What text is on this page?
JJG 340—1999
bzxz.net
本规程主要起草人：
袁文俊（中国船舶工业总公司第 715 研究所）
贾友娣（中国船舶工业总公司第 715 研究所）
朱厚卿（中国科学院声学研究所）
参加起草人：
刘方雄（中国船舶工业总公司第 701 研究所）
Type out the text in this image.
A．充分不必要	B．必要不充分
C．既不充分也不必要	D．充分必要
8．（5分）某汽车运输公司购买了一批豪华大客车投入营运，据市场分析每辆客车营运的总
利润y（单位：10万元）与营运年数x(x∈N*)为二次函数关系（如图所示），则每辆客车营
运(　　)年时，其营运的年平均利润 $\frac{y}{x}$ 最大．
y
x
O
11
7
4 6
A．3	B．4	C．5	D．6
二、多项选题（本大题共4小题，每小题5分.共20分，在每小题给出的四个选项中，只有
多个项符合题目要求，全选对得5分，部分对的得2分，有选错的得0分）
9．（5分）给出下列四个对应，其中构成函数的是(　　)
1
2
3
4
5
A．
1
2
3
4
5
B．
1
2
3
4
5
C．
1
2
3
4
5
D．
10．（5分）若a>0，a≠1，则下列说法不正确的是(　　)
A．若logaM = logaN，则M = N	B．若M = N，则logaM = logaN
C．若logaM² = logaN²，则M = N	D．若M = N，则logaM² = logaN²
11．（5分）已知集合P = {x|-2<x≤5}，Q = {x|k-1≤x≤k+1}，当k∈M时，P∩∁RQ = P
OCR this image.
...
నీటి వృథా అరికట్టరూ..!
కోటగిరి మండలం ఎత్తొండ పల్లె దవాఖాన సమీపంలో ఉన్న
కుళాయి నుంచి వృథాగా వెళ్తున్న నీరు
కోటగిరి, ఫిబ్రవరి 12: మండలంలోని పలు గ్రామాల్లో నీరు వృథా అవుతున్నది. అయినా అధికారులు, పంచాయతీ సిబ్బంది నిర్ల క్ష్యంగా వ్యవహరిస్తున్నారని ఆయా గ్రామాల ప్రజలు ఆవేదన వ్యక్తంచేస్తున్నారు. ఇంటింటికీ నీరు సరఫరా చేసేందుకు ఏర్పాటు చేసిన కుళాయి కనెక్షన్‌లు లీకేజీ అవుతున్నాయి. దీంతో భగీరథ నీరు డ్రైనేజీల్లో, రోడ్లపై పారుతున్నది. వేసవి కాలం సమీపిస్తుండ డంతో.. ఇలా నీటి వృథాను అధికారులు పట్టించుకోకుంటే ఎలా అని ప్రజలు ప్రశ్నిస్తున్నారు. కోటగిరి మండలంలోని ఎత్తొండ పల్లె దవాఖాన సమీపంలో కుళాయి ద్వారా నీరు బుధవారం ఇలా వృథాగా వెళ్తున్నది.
● ● ● ● ● ● ●
Which lines above contain the word "this"? Copy each of them.

TASK SOLUTION:
What text is on this page?
Type out the text in this image.
OCR this image.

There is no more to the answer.